## Start Dataset extract
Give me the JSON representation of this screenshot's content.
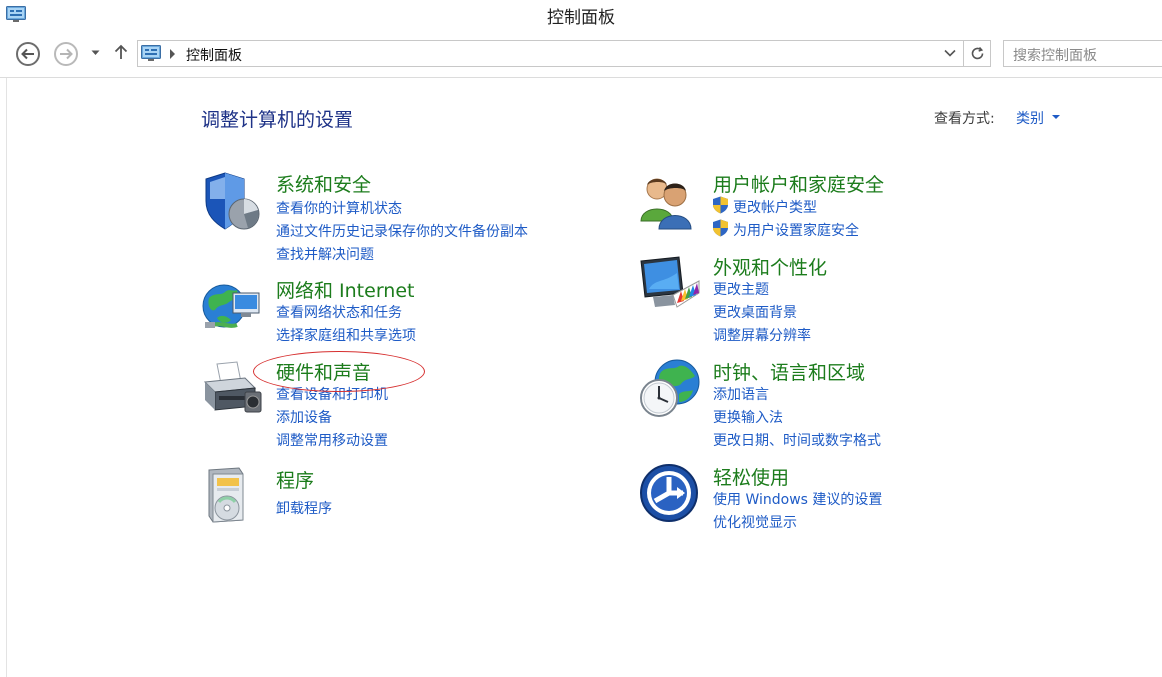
{
  "window": {
    "title": "控制面板"
  },
  "address_bar": {
    "breadcrumb": "控制面板",
    "search_placeholder": "搜索控制面板"
  },
  "content": {
    "heading": "调整计算机的设置",
    "view_by_label": "查看方式:",
    "view_by_value": "类别"
  },
  "categories": [
    {
      "title": "系统和安全",
      "icon": "shield-icon",
      "links": [
        "查看你的计算机状态",
        "通过文件历史记录保存你的文件备份副本",
        "查找并解决问题"
      ]
    },
    {
      "title": "网络和 Internet",
      "icon": "network-globe-icon",
      "links": [
        "查看网络状态和任务",
        "选择家庭组和共享选项"
      ]
    },
    {
      "title": "硬件和声音",
      "icon": "printer-icon",
      "links": [
        "查看设备和打印机",
        "添加设备",
        "调整常用移动设置"
      ]
    },
    {
      "title": "程序",
      "icon": "programs-disc-icon",
      "links": [
        "卸载程序"
      ]
    },
    {
      "title": "用户帐户和家庭安全",
      "icon": "users-icon",
      "links": [
        "更改帐户类型",
        "为用户设置家庭安全"
      ]
    },
    {
      "title": "外观和个性化",
      "icon": "monitor-palette-icon",
      "links": [
        "更改主题",
        "更改桌面背景",
        "调整屏幕分辨率"
      ]
    },
    {
      "title": "时钟、语言和区域",
      "icon": "clock-globe-icon",
      "links": [
        "添加语言",
        "更换输入法",
        "更改日期、时间或数字格式"
      ]
    },
    {
      "title": "轻松使用",
      "icon": "ease-of-access-icon",
      "links": [
        "使用 Windows 建议的设置",
        "优化视觉显示"
      ]
    }
  ]
}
## End Dataset extract
• Do this: Apart from the pictures, the entries above are to be repeated in full and exactly.

• Task response:
Give me the JSON representation of this screenshot's content.
{
  "window": {
    "title": "控制面板"
  },
  "address_bar": {
    "breadcrumb": "控制面板",
    "search_placeholder": "搜索控制面板"
  },
  "content": {
    "heading": "调整计算机的设置",
    "view_by_label": "查看方式:",
    "view_by_value": "类别"
  },
  "categories": [
    {
      "title": "系统和安全",
      "icon": "shield-icon",
      "links": [
        "查看你的计算机状态",
        "通过文件历史记录保存你的文件备份副本",
        "查找并解决问题"
      ]
    },
    {
      "title": "网络和 Internet",
      "icon": "network-globe-icon",
      "links": [
        "查看网络状态和任务",
        "选择家庭组和共享选项"
      ]
    },
    {
      "title": "硬件和声音",
      "icon": "printer-icon",
      "links": [
        "查看设备和打印机",
        "添加设备",
        "调整常用移动设置"
      ]
    },
    {
      "title": "程序",
      "icon": "programs-disc-icon",
      "links": [
        "卸载程序"
      ]
    },
    {
      "title": "用户帐户和家庭安全",
      "icon": "users-icon",
      "links": [
        "更改帐户类型",
        "为用户设置家庭安全"
      ]
    },
    {
      "title": "外观和个性化",
      "icon": "monitor-palette-icon",
      "links": [
        "更改主题",
        "更改桌面背景",
        "调整屏幕分辨率"
      ]
    },
    {
      "title": "时钟、语言和区域",
      "icon": "clock-globe-icon",
      "links": [
        "添加语言",
        "更换输入法",
        "更改日期、时间或数字格式"
      ]
    },
    {
      "title": "轻松使用",
      "icon": "ease-of-access-icon",
      "links": [
        "使用 Windows 建议的设置",
        "优化视觉显示"
      ]
    }
  ]
}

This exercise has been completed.